Find each line with the string "price" and report it.

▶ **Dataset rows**
- - - - - - -
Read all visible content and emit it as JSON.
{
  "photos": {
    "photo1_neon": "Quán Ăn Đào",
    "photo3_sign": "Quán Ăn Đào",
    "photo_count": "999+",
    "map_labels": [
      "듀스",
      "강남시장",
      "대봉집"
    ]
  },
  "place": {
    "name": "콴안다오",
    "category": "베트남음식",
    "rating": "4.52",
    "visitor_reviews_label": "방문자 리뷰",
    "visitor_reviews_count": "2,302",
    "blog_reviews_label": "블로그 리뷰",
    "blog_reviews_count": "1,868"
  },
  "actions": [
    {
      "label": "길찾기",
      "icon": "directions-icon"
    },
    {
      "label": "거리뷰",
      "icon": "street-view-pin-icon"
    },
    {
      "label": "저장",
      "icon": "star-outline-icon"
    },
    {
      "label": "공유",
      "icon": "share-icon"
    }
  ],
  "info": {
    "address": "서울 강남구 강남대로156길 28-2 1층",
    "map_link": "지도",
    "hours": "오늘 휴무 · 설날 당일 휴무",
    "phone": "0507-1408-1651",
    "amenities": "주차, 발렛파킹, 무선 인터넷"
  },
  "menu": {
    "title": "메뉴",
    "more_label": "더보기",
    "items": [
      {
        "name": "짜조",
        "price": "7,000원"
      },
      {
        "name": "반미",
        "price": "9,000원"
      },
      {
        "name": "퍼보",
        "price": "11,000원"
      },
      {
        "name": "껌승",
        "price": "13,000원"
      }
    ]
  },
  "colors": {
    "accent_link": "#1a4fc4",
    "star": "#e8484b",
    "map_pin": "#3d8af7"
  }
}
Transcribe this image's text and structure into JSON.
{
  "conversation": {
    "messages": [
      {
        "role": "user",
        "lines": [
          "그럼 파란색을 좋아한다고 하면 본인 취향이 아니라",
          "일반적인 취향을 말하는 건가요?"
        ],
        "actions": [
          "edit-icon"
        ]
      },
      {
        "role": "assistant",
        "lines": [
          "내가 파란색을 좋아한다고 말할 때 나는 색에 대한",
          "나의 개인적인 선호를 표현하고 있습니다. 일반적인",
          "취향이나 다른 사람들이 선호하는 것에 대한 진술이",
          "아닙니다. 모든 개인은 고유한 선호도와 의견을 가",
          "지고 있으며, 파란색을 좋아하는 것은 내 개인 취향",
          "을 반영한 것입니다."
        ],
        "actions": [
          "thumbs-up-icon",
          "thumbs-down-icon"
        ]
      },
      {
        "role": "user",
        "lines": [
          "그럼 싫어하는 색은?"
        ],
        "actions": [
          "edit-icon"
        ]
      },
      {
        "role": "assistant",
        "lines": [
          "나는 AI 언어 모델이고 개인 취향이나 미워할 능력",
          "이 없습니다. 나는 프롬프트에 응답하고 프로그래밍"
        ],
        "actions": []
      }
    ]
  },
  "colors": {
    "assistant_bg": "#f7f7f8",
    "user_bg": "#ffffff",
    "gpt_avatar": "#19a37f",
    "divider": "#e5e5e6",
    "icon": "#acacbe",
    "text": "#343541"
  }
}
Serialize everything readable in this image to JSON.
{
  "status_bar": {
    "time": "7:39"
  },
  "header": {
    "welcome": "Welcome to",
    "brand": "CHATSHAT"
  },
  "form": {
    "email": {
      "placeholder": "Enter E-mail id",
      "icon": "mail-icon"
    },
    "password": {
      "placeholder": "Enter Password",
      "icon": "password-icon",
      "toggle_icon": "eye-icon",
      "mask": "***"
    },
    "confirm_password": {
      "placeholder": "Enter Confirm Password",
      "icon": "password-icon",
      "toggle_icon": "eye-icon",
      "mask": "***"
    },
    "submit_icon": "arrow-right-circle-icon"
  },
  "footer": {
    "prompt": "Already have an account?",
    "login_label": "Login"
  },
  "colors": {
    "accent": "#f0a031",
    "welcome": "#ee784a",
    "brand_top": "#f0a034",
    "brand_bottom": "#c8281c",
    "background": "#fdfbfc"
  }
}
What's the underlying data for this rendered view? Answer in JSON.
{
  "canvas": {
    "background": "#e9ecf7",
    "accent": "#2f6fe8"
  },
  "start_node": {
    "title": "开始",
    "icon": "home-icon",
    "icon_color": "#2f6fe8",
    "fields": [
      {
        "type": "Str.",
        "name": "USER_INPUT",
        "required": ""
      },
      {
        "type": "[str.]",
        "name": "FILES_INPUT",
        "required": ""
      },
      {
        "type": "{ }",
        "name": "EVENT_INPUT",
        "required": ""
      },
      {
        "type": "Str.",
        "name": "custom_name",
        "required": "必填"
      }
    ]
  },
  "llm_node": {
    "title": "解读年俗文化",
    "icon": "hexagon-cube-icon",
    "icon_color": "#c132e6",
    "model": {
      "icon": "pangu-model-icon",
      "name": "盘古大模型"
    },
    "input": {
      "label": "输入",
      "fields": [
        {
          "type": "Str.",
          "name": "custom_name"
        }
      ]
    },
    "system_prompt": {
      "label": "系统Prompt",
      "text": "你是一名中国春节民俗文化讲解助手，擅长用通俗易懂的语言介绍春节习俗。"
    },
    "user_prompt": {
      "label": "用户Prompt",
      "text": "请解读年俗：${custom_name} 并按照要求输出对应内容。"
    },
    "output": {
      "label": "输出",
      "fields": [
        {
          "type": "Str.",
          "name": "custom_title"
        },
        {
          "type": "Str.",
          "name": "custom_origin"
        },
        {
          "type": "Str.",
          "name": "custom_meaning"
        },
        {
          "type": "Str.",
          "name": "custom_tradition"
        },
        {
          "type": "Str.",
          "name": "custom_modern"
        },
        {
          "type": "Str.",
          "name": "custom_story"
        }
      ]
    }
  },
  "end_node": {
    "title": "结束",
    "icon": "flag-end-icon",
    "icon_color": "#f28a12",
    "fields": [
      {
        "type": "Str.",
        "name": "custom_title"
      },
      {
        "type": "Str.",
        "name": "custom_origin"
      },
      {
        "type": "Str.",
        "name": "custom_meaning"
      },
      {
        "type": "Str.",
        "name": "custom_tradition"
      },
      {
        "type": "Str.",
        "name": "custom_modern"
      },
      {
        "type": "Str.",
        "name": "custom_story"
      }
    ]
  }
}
- - - - - - -
▶ **Answer to the exercise**
        "price": "7,000원"
        "price": "9,000원"
        "price": "11,000원"
        "price": "13,000원"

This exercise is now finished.